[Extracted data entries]

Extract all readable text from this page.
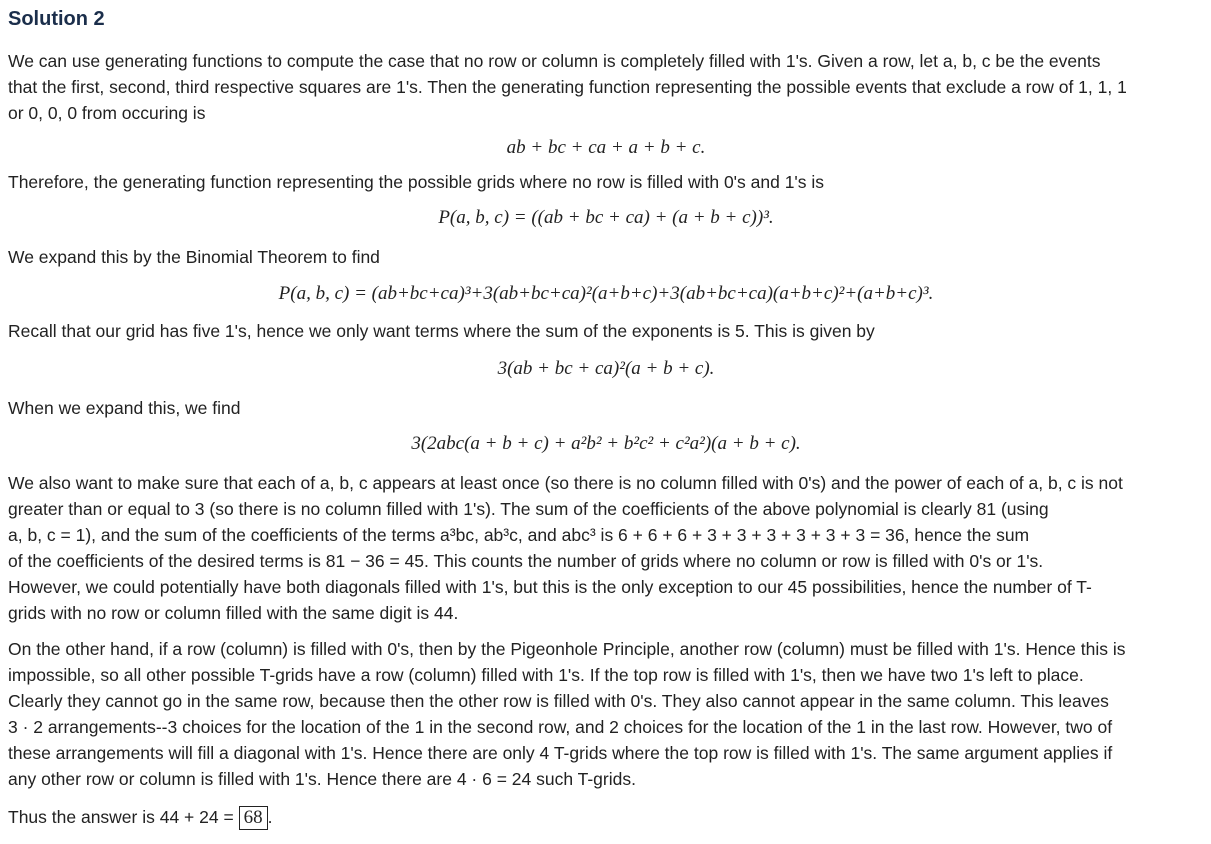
Solution 2
We can use generating functions to compute the case that no row or column is completely filled with 1's. Given a row, let a, b, c be the events
that the first, second, third respective squares are 1's. Then the generating function representing the possible events that exclude a row of 1, 1, 1
or 0, 0, 0 from occuring is
ab + bc + ca + a + b + c.
Therefore, the generating function representing the possible grids where no row is filled with 0's and 1's is
P(a, b, c) = ((ab + bc + ca) + (a + b + c))³.
We expand this by the Binomial Theorem to find
P(a, b, c) = (ab+bc+ca)³+3(ab+bc+ca)²(a+b+c)+3(ab+bc+ca)(a+b+c)²+(a+b+c)³.
Recall that our grid has five 1's, hence we only want terms where the sum of the exponents is 5. This is given by
3(ab + bc + ca)²(a + b + c).
When we expand this, we find
3(2abc(a + b + c) + a²b² + b²c² + c²a²)(a + b + c).
We also want to make sure that each of a, b, c appears at least once (so there is no column filled with 0's) and the power of each of a, b, c is not
greater than or equal to 3 (so there is no column filled with 1's). The sum of the coefficients of the above polynomial is clearly 81 (using
a, b, c = 1), and the sum of the coefficients of the terms a³bc, ab³c, and abc³ is 6 + 6 + 6 + 3 + 3 + 3 + 3 + 3 + 3 = 36, hence the sum
of the coefficients of the desired terms is 81 − 36 = 45. This counts the number of grids where no column or row is filled with 0's or 1's.
However, we could potentially have both diagonals filled with 1's, but this is the only exception to our 45 possibilities, hence the number of T-
grids with no row or column filled with the same digit is 44.
On the other hand, if a row (column) is filled with 0's, then by the Pigeonhole Principle, another row (column) must be filled with 1's. Hence this is
impossible, so all other possible T-grids have a row (column) filled with 1's. If the top row is filled with 1's, then we have two 1's left to place.
Clearly they cannot go in the same row, because then the other row is filled with 0's. They also cannot appear in the same column. This leaves
3 · 2 arrangements--3 choices for the location of the 1 in the second row, and 2 choices for the location of the 1 in the last row. However, two of
these arrangements will fill a diagonal with 1's. Hence there are only 4 T-grids where the top row is filled with 1's. The same argument applies if
any other row or column is filled with 1's. Hence there are 4 · 6 = 24 such T-grids.
Thus the answer is 44 + 24 = 68 .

● **The problem**
Without the pictures, print the whole listing exactly as given.

● **Solution below**
Extract all readable text from this page.
Solution 2
We can use generating functions to compute the case that no row or column is completely filled with 1's. Given a row, let a, b, c be the events
that the first, second, third respective squares are 1's. Then the generating function representing the possible events that exclude a row of 1, 1, 1
or 0, 0, 0 from occuring is
ab + bc + ca + a + b + c.
Therefore, the generating function representing the possible grids where no row is filled with 0's and 1's is
P(a, b, c) = ((ab + bc + ca) + (a + b + c))³.
We expand this by the Binomial Theorem to find
P(a, b, c) = (ab+bc+ca)³+3(ab+bc+ca)²(a+b+c)+3(ab+bc+ca)(a+b+c)²+(a+b+c)³.
Recall that our grid has five 1's, hence we only want terms where the sum of the exponents is 5. This is given by
3(ab + bc + ca)²(a + b + c).
When we expand this, we find
3(2abc(a + b + c) + a²b² + b²c² + c²a²)(a + b + c).
We also want to make sure that each of a, b, c appears at least once (so there is no column filled with 0's) and the power of each of a, b, c is not
greater than or equal to 3 (so there is no column filled with 1's). The sum of the coefficients of the above polynomial is clearly 81 (using
a, b, c = 1), and the sum of the coefficients of the terms a³bc, ab³c, and abc³ is 6 + 6 + 6 + 3 + 3 + 3 + 3 + 3 + 3 = 36, hence the sum
of the coefficients of the desired terms is 81 − 36 = 45. This counts the number of grids where no column or row is filled with 0's or 1's.
However, we could potentially have both diagonals filled with 1's, but this is the only exception to our 45 possibilities, hence the number of T-
grids with no row or column filled with the same digit is 44.
On the other hand, if a row (column) is filled with 0's, then by the Pigeonhole Principle, another row (column) must be filled with 1's. Hence this is
impossible, so all other possible T-grids have a row (column) filled with 1's. If the top row is filled with 1's, then we have two 1's left to place.
Clearly they cannot go in the same row, because then the other row is filled with 0's. They also cannot appear in the same column. This leaves
3 · 2 arrangements--3 choices for the location of the 1 in the second row, and 2 choices for the location of the 1 in the last row. However, two of
these arrangements will fill a diagonal with 1's. Hence there are only 4 T-grids where the top row is filled with 1's. The same argument applies if
any other row or column is filled with 1's. Hence there are 4 · 6 = 24 such T-grids.
Thus the answer is 44 + 24 = 68 .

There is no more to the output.